- _PROBLEM DESCRIPTION_:
Restate the whole of the data below word for word, skipping the images.

- _Items from a dataset_:
· · ·
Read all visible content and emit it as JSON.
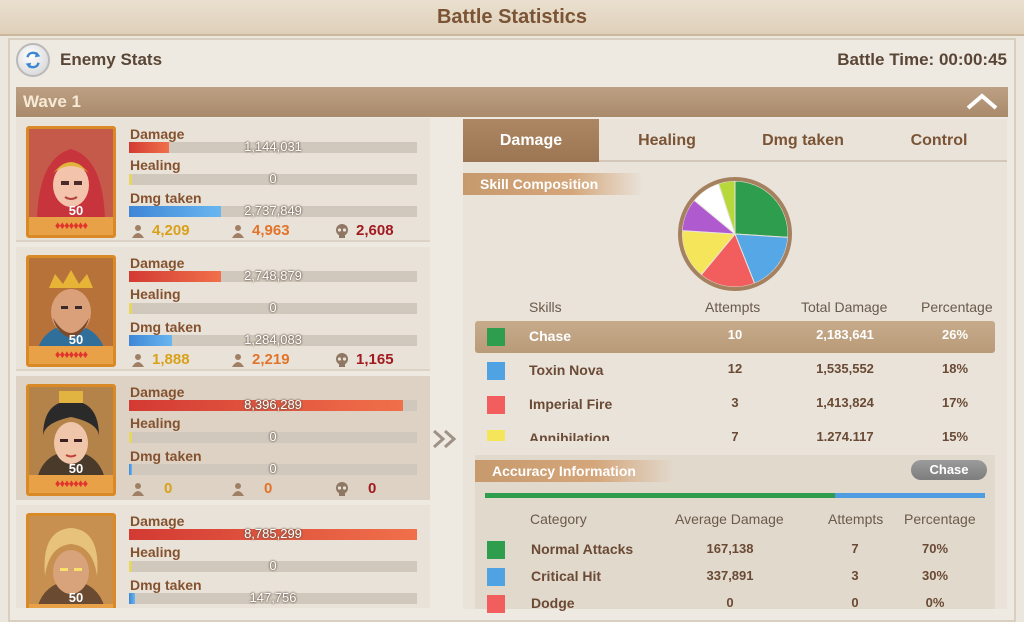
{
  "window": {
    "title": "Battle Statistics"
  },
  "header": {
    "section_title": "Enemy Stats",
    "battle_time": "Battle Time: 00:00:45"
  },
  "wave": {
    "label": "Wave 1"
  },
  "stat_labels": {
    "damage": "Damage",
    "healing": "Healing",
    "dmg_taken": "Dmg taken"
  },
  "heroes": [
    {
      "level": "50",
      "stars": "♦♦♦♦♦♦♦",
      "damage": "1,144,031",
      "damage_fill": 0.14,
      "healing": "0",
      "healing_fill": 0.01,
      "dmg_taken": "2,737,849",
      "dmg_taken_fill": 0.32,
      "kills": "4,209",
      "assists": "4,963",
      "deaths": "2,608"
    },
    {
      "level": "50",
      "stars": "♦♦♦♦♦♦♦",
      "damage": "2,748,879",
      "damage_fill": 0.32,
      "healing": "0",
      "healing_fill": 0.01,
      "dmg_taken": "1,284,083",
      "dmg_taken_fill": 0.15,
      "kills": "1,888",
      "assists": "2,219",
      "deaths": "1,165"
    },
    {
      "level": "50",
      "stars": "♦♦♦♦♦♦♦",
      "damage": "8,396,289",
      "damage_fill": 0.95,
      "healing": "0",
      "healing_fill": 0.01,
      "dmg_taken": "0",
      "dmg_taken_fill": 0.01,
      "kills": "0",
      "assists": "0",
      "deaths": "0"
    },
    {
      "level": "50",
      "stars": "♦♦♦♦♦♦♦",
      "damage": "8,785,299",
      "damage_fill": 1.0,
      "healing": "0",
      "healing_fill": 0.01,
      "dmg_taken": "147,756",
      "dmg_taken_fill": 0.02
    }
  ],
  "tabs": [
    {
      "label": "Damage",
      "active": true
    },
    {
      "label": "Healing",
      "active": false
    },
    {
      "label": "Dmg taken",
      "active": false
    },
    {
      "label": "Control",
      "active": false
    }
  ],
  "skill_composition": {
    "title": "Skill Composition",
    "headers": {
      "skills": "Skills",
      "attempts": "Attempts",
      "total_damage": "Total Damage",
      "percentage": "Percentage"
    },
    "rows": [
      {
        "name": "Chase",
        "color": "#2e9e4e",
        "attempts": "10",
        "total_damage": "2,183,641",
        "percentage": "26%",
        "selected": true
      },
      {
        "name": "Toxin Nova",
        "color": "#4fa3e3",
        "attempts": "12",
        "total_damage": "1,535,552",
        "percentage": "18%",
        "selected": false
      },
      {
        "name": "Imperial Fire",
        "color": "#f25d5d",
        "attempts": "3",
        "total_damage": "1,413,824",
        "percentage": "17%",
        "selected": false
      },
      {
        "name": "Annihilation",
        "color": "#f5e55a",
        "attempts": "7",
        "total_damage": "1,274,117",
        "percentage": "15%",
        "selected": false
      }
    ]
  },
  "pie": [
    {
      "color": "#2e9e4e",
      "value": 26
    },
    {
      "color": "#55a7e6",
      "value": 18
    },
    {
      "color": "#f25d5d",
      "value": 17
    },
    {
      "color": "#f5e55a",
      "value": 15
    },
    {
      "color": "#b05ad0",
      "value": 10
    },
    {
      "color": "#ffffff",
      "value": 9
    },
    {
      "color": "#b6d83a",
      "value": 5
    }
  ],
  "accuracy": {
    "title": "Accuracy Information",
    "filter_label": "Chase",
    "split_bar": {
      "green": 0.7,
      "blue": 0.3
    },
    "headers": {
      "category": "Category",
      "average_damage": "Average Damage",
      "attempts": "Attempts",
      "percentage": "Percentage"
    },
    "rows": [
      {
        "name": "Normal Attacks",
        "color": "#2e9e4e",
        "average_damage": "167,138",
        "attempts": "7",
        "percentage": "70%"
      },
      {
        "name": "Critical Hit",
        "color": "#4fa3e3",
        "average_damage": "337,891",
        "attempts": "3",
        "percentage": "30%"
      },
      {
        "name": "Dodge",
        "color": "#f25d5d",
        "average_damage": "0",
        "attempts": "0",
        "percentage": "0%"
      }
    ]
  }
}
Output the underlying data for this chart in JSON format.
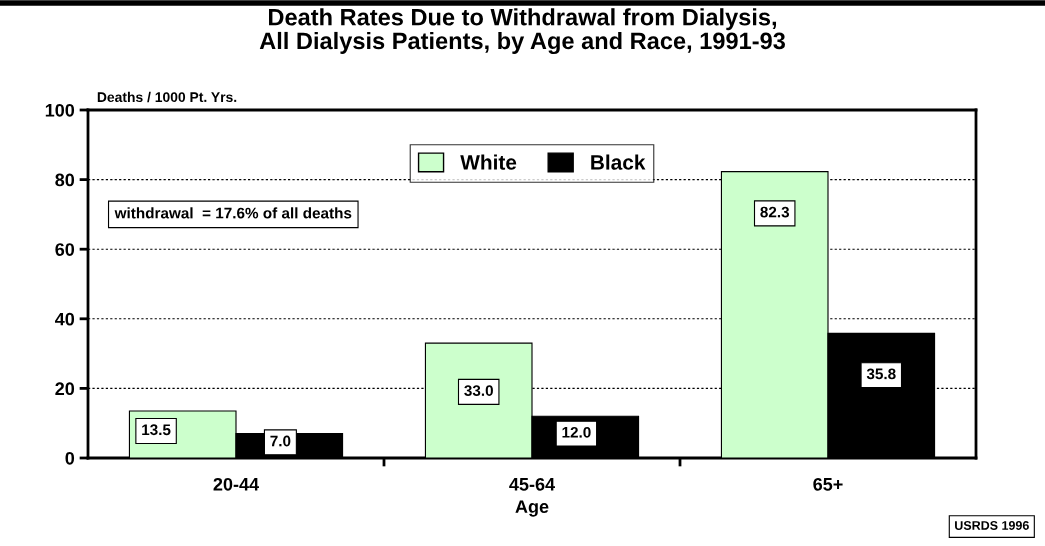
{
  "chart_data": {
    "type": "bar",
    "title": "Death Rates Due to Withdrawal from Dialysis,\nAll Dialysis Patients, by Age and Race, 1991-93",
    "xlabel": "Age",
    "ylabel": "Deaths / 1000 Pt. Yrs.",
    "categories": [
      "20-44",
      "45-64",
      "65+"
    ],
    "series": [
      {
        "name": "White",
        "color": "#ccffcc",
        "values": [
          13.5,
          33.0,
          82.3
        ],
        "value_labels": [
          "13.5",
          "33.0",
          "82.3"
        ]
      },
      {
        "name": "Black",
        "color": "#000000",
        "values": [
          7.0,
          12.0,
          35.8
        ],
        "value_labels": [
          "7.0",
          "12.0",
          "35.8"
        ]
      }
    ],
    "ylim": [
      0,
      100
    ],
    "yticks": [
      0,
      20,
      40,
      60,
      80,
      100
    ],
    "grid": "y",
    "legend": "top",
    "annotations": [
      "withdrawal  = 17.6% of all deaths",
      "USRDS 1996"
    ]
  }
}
· · ·
- _ANSWER BOX_:
Read all visible content and emit it as JSON.
{
  "window": {
    "title": "Battle Statistics"
  },
  "header": {
    "section_title": "Enemy Stats",
    "battle_time": "Battle Time: 00:00:45"
  },
  "wave": {
    "label": "Wave 1"
  },
  "stat_labels": {
    "damage": "Damage",
    "healing": "Healing",
    "dmg_taken": "Dmg taken"
  },
  "heroes": [
    {
      "level": "50",
      "stars": "♦♦♦♦♦♦♦",
      "damage": "1,144,031",
      "damage_fill": 0.14,
      "healing": "0",
      "healing_fill": 0.01,
      "dmg_taken": "2,737,849",
      "dmg_taken_fill": 0.32,
      "kills": "4,209",
      "assists": "4,963",
      "deaths": "2,608"
    },
    {
      "level": "50",
      "stars": "♦♦♦♦♦♦♦",
      "damage": "2,748,879",
      "damage_fill": 0.32,
      "healing": "0",
      "healing_fill": 0.01,
      "dmg_taken": "1,284,083",
      "dmg_taken_fill": 0.15,
      "kills": "1,888",
      "assists": "2,219",
      "deaths": "1,165"
    },
    {
      "level": "50",
      "stars": "♦♦♦♦♦♦♦",
      "damage": "8,396,289",
      "damage_fill": 0.95,
      "healing": "0",
      "healing_fill": 0.01,
      "dmg_taken": "0",
      "dmg_taken_fill": 0.01,
      "kills": "0",
      "assists": "0",
      "deaths": "0"
    },
    {
      "level": "50",
      "stars": "♦♦♦♦♦♦♦",
      "damage": "8,785,299",
      "damage_fill": 1.0,
      "healing": "0",
      "healing_fill": 0.01,
      "dmg_taken": "147,756",
      "dmg_taken_fill": 0.02
    }
  ],
  "tabs": [
    {
      "label": "Damage",
      "active": true
    },
    {
      "label": "Healing",
      "active": false
    },
    {
      "label": "Dmg taken",
      "active": false
    },
    {
      "label": "Control",
      "active": false
    }
  ],
  "skill_composition": {
    "title": "Skill Composition",
    "headers": {
      "skills": "Skills",
      "attempts": "Attempts",
      "total_damage": "Total Damage",
      "percentage": "Percentage"
    },
    "rows": [
      {
        "name": "Chase",
        "color": "#2e9e4e",
        "attempts": "10",
        "total_damage": "2,183,641",
        "percentage": "26%",
        "selected": true
      },
      {
        "name": "Toxin Nova",
        "color": "#4fa3e3",
        "attempts": "12",
        "total_damage": "1,535,552",
        "percentage": "18%",
        "selected": false
      },
      {
        "name": "Imperial Fire",
        "color": "#f25d5d",
        "attempts": "3",
        "total_damage": "1,413,824",
        "percentage": "17%",
        "selected": false
      },
      {
        "name": "Annihilation",
        "color": "#f5e55a",
        "attempts": "7",
        "total_damage": "1,274,117",
        "percentage": "15%",
        "selected": false
      }
    ]
  },
  "pie": [
    {
      "color": "#2e9e4e",
      "value": 26
    },
    {
      "color": "#55a7e6",
      "value": 18
    },
    {
      "color": "#f25d5d",
      "value": 17
    },
    {
      "color": "#f5e55a",
      "value": 15
    },
    {
      "color": "#b05ad0",
      "value": 10
    },
    {
      "color": "#ffffff",
      "value": 9
    },
    {
      "color": "#b6d83a",
      "value": 5
    }
  ],
  "accuracy": {
    "title": "Accuracy Information",
    "filter_label": "Chase",
    "split_bar": {
      "green": 0.7,
      "blue": 0.3
    },
    "headers": {
      "category": "Category",
      "average_damage": "Average Damage",
      "attempts": "Attempts",
      "percentage": "Percentage"
    },
    "rows": [
      {
        "name": "Normal Attacks",
        "color": "#2e9e4e",
        "average_damage": "167,138",
        "attempts": "7",
        "percentage": "70%"
      },
      {
        "name": "Critical Hit",
        "color": "#4fa3e3",
        "average_damage": "337,891",
        "attempts": "3",
        "percentage": "30%"
      },
      {
        "name": "Dodge",
        "color": "#f25d5d",
        "average_damage": "0",
        "attempts": "0",
        "percentage": "0%"
      }
    ]
  }
}
Output the underlying data for this chart in JSON format.
{
  "chart_data": {
    "type": "bar",
    "title": "Death Rates Due to Withdrawal from Dialysis,\nAll Dialysis Patients, by Age and Race, 1991-93",
    "xlabel": "Age",
    "ylabel": "Deaths / 1000 Pt. Yrs.",
    "categories": [
      "20-44",
      "45-64",
      "65+"
    ],
    "series": [
      {
        "name": "White",
        "color": "#ccffcc",
        "values": [
          13.5,
          33.0,
          82.3
        ],
        "value_labels": [
          "13.5",
          "33.0",
          "82.3"
        ]
      },
      {
        "name": "Black",
        "color": "#000000",
        "values": [
          7.0,
          12.0,
          35.8
        ],
        "value_labels": [
          "7.0",
          "12.0",
          "35.8"
        ]
      }
    ],
    "ylim": [
      0,
      100
    ],
    "yticks": [
      0,
      20,
      40,
      60,
      80,
      100
    ],
    "grid": "y",
    "legend": "top",
    "annotations": [
      "withdrawal  = 17.6% of all deaths",
      "USRDS 1996"
    ]
  }
}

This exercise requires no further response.